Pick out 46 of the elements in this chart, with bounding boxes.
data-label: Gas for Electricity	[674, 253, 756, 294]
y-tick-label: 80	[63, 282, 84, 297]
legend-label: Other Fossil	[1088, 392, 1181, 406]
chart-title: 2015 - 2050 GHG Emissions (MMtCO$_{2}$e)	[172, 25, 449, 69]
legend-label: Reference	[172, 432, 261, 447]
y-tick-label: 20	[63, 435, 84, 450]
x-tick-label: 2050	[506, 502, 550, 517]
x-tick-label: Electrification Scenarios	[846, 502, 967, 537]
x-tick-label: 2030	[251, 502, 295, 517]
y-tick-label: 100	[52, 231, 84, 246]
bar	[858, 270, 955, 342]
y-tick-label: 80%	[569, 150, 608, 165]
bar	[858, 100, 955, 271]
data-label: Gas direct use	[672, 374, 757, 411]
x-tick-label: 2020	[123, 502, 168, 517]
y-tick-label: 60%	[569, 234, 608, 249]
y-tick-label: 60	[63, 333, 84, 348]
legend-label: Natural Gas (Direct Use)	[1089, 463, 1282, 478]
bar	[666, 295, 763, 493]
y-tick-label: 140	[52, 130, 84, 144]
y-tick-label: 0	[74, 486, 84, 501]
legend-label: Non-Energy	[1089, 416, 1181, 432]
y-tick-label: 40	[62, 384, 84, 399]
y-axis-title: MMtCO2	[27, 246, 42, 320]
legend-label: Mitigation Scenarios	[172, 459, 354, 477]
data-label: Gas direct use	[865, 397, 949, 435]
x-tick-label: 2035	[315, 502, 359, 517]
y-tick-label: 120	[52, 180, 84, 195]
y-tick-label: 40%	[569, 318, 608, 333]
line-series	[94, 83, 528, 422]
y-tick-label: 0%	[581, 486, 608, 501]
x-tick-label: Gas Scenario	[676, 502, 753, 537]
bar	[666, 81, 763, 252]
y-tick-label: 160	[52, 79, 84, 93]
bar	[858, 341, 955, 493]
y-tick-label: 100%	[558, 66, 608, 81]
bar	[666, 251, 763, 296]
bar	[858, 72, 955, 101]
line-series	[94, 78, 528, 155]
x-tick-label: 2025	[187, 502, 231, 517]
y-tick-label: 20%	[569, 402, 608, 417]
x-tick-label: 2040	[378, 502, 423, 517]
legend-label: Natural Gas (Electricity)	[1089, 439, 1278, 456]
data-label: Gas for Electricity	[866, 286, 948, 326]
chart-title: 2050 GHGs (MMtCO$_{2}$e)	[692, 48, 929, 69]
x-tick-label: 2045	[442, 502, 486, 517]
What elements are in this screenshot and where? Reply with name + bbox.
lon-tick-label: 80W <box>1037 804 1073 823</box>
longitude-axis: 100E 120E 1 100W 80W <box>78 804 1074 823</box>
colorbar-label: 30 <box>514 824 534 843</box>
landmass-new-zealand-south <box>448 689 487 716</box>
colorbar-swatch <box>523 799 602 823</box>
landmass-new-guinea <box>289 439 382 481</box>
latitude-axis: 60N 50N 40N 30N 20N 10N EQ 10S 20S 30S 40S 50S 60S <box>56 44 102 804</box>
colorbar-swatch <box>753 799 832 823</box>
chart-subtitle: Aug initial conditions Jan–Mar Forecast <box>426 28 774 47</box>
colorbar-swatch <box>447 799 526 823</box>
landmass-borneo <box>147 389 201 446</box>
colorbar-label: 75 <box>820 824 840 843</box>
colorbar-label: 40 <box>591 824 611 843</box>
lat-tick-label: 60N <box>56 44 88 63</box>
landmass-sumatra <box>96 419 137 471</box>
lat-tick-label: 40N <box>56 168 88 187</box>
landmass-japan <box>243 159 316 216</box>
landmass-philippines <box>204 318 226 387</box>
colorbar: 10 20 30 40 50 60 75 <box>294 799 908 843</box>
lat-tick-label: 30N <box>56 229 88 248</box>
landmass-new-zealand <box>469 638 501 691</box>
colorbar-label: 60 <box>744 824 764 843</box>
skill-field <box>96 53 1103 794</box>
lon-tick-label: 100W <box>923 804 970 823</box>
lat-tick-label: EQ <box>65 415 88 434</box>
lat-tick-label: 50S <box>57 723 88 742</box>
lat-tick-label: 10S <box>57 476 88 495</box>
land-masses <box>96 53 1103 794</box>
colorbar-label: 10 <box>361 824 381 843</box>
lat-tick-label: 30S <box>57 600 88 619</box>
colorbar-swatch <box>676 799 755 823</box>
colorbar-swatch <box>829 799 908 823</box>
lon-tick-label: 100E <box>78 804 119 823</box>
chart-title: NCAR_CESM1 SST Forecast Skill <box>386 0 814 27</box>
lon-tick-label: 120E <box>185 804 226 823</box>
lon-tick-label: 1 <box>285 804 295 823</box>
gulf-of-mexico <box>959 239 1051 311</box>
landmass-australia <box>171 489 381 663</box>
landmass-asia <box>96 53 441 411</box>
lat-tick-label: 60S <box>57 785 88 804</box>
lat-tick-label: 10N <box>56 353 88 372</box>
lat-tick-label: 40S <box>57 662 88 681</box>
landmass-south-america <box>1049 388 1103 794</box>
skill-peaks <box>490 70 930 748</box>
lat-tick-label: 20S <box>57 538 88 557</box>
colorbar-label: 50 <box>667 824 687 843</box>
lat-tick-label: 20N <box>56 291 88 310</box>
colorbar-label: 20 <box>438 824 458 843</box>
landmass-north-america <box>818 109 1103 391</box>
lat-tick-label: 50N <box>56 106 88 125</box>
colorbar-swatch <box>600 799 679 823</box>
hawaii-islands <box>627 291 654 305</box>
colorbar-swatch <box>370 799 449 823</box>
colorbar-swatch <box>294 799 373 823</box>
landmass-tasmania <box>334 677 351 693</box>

### THE EXERCISE
Rewrite the data from its beginning through the line containing "150, 608, 165]", replacing "y-tick-label" with "y-axis-label" and leaving everything else unchanged.

### REPLY
Pick out 46 of the elements in this chart, with bounding boxes.
data-label: Gas for Electricity	[674, 253, 756, 294]
y-axis-label: 80	[63, 282, 84, 297]
legend-label: Other Fossil	[1088, 392, 1181, 406]
chart-title: 2015 - 2050 GHG Emissions (MMtCO$_{2}$e)	[172, 25, 449, 69]
legend-label: Reference	[172, 432, 261, 447]
y-axis-label: 20	[63, 435, 84, 450]
x-tick-label: 2050	[506, 502, 550, 517]
x-tick-label: Electrification Scenarios	[846, 502, 967, 537]
x-tick-label: 2030	[251, 502, 295, 517]
y-axis-label: 100	[52, 231, 84, 246]
bar	[858, 270, 955, 342]
y-axis-label: 80%	[569, 150, 608, 165]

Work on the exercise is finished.